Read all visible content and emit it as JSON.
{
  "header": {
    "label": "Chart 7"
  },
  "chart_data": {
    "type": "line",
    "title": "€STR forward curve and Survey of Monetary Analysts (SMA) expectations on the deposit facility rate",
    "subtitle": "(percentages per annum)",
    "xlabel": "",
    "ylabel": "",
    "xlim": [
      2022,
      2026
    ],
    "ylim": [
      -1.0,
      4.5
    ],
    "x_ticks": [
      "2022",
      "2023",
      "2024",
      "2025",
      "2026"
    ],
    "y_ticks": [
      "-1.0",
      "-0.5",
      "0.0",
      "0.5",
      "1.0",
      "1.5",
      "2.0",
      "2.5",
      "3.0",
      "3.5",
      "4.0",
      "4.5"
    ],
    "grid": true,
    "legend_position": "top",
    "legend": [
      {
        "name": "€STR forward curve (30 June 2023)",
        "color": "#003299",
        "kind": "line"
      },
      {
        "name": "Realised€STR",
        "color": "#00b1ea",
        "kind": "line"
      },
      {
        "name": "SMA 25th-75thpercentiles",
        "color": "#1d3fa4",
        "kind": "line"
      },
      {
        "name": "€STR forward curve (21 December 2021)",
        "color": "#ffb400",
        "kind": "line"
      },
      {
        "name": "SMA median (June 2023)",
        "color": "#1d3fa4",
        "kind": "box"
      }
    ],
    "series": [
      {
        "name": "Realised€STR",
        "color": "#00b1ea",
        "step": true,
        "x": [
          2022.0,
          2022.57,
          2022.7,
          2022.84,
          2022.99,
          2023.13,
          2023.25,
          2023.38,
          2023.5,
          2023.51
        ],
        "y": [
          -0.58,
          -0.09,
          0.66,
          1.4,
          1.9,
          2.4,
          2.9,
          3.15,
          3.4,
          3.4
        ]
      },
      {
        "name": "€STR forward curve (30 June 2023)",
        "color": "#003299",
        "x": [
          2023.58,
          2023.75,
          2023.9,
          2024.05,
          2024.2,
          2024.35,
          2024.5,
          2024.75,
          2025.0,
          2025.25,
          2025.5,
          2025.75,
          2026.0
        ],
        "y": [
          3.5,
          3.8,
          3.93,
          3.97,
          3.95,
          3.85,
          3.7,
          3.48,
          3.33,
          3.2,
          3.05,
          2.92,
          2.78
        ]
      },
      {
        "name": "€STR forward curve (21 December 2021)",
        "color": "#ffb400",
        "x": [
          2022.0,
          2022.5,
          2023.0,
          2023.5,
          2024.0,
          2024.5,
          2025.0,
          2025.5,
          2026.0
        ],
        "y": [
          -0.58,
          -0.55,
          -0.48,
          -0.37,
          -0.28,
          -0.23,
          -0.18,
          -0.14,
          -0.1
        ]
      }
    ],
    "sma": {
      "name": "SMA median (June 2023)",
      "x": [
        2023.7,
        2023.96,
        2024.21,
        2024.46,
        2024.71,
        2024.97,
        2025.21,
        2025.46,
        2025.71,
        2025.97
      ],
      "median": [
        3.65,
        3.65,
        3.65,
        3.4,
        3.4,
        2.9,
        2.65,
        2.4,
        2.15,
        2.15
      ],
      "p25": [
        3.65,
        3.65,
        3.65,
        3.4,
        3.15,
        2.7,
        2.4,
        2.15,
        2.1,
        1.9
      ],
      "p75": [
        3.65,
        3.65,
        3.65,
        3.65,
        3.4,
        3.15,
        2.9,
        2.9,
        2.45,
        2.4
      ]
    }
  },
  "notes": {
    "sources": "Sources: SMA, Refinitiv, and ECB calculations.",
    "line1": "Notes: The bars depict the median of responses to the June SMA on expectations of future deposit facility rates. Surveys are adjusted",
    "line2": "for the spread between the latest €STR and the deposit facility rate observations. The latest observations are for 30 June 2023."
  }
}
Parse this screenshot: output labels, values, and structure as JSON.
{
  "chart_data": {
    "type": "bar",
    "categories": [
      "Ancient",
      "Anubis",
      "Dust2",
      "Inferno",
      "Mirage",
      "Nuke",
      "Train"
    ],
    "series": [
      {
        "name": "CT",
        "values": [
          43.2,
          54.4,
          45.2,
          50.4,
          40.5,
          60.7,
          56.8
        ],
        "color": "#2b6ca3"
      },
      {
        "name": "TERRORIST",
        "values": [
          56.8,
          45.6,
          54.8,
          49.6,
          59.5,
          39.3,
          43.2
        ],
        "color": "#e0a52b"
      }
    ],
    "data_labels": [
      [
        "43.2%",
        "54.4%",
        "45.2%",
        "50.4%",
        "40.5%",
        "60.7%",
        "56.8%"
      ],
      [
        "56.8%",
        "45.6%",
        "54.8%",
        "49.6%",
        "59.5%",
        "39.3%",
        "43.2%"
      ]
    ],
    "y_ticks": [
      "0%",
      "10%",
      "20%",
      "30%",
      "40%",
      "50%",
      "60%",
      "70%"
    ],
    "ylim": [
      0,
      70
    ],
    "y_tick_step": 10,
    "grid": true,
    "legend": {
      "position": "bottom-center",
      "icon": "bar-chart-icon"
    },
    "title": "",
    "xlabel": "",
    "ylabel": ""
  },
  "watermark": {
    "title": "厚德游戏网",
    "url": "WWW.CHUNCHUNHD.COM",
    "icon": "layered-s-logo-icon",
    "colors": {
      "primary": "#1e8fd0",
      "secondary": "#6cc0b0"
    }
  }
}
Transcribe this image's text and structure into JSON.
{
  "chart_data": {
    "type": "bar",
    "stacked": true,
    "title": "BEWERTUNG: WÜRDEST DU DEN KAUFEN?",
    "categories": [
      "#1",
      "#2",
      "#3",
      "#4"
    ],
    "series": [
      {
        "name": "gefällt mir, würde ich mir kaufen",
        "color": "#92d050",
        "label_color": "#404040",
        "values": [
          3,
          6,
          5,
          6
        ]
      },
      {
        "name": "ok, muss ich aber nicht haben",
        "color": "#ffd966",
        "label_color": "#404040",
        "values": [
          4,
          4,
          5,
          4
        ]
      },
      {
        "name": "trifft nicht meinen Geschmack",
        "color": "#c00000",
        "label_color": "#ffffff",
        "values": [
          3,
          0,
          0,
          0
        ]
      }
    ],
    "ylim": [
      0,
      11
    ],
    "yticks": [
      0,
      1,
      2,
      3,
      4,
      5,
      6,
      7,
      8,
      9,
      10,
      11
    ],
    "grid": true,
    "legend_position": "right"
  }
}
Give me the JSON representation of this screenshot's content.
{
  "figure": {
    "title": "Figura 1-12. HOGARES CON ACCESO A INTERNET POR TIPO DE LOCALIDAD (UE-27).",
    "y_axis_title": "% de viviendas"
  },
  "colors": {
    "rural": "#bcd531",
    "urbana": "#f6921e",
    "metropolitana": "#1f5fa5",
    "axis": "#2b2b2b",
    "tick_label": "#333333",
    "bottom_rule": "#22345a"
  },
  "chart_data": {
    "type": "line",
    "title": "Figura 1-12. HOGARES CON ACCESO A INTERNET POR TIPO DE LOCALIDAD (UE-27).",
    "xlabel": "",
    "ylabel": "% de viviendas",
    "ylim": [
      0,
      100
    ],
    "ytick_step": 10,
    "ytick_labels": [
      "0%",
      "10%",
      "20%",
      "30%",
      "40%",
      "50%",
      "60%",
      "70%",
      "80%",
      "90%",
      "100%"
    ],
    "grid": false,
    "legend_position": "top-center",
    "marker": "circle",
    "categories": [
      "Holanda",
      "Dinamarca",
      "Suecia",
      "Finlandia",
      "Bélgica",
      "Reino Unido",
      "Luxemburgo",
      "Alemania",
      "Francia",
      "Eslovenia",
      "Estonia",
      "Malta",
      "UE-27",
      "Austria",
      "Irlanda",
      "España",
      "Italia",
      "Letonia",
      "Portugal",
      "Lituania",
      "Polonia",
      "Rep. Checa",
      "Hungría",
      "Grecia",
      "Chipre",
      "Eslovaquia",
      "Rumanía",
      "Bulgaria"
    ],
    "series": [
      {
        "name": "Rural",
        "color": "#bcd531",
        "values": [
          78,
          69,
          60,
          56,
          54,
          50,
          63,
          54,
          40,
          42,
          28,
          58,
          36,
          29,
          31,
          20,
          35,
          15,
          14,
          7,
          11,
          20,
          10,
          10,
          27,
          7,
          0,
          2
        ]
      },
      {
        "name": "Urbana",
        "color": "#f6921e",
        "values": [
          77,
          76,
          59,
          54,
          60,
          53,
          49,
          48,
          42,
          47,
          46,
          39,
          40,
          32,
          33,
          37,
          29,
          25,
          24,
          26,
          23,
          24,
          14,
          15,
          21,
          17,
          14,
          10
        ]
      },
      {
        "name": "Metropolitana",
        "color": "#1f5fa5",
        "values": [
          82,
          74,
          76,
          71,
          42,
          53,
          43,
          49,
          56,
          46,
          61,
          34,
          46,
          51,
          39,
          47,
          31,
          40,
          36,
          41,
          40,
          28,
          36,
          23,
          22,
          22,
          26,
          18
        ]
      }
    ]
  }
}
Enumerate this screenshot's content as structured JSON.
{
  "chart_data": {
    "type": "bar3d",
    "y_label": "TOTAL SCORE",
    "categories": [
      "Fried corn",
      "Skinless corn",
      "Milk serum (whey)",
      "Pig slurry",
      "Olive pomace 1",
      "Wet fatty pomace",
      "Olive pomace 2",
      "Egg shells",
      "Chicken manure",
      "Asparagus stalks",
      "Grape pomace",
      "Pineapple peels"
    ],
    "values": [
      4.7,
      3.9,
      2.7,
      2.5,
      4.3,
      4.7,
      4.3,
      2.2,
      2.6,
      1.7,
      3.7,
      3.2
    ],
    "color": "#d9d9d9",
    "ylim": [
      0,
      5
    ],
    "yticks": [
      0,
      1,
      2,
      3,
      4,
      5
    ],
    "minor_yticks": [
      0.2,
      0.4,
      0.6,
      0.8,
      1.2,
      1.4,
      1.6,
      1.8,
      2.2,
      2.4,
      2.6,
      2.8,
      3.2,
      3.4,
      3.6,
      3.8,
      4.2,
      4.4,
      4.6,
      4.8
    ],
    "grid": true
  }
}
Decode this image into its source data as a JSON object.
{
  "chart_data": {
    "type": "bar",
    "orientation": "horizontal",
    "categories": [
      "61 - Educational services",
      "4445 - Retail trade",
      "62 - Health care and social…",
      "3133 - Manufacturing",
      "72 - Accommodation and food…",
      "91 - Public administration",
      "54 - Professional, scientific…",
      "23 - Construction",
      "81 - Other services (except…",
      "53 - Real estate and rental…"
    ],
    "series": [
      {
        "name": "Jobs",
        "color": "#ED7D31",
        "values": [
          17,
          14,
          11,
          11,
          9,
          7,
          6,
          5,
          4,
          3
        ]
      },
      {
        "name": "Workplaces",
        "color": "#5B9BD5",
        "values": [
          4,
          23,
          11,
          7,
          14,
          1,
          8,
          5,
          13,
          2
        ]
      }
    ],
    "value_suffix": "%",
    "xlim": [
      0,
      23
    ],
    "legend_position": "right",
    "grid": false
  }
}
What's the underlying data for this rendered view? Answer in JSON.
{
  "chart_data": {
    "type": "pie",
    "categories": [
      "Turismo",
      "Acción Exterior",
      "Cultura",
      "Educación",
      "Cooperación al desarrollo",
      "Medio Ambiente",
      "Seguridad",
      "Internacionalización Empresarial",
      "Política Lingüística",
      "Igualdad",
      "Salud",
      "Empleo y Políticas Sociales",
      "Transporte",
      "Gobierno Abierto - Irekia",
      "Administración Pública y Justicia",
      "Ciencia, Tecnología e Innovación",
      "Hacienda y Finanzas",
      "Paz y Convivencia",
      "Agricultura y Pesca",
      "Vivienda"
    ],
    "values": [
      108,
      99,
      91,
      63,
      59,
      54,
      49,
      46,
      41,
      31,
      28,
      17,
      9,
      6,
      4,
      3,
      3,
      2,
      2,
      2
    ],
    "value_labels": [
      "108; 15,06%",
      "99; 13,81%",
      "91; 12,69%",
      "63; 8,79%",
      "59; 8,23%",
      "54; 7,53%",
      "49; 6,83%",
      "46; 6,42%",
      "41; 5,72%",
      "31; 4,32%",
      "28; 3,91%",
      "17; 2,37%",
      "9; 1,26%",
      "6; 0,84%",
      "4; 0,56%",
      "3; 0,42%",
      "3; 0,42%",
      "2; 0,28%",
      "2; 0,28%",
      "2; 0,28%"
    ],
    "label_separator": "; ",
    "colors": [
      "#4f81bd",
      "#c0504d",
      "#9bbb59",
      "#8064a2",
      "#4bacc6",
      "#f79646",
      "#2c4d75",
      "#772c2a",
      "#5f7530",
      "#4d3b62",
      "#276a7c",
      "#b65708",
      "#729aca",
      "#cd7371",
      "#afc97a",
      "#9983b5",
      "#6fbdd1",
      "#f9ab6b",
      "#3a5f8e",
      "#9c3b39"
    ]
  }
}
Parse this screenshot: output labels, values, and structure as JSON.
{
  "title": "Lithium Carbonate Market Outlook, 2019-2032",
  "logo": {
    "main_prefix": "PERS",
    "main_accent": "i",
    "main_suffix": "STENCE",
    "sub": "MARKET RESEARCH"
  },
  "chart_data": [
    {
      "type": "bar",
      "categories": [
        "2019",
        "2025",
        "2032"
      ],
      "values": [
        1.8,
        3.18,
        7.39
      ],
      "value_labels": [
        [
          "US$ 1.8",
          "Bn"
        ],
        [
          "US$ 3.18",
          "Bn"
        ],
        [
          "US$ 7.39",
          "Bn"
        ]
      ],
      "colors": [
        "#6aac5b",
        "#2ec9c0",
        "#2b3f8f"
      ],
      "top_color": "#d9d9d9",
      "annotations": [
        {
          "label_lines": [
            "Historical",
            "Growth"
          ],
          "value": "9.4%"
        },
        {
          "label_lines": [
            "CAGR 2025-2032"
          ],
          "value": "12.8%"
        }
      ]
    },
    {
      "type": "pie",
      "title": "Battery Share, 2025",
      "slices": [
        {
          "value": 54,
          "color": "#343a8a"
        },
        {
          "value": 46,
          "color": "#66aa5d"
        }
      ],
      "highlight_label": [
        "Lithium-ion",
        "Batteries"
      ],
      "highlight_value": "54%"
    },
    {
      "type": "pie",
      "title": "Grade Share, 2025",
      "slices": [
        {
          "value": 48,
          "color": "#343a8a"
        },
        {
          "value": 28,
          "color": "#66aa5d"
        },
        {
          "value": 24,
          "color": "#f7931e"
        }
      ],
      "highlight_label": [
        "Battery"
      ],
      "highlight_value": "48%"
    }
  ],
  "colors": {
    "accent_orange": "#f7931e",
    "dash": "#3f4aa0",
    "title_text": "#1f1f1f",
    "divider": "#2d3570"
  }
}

+++++

» What you have to do
Pull out every line of the records above that contains the word "image".

» Finished answer
Transcribe this image's text and structure into JSON.
Decode this image into its source data as a JSON object.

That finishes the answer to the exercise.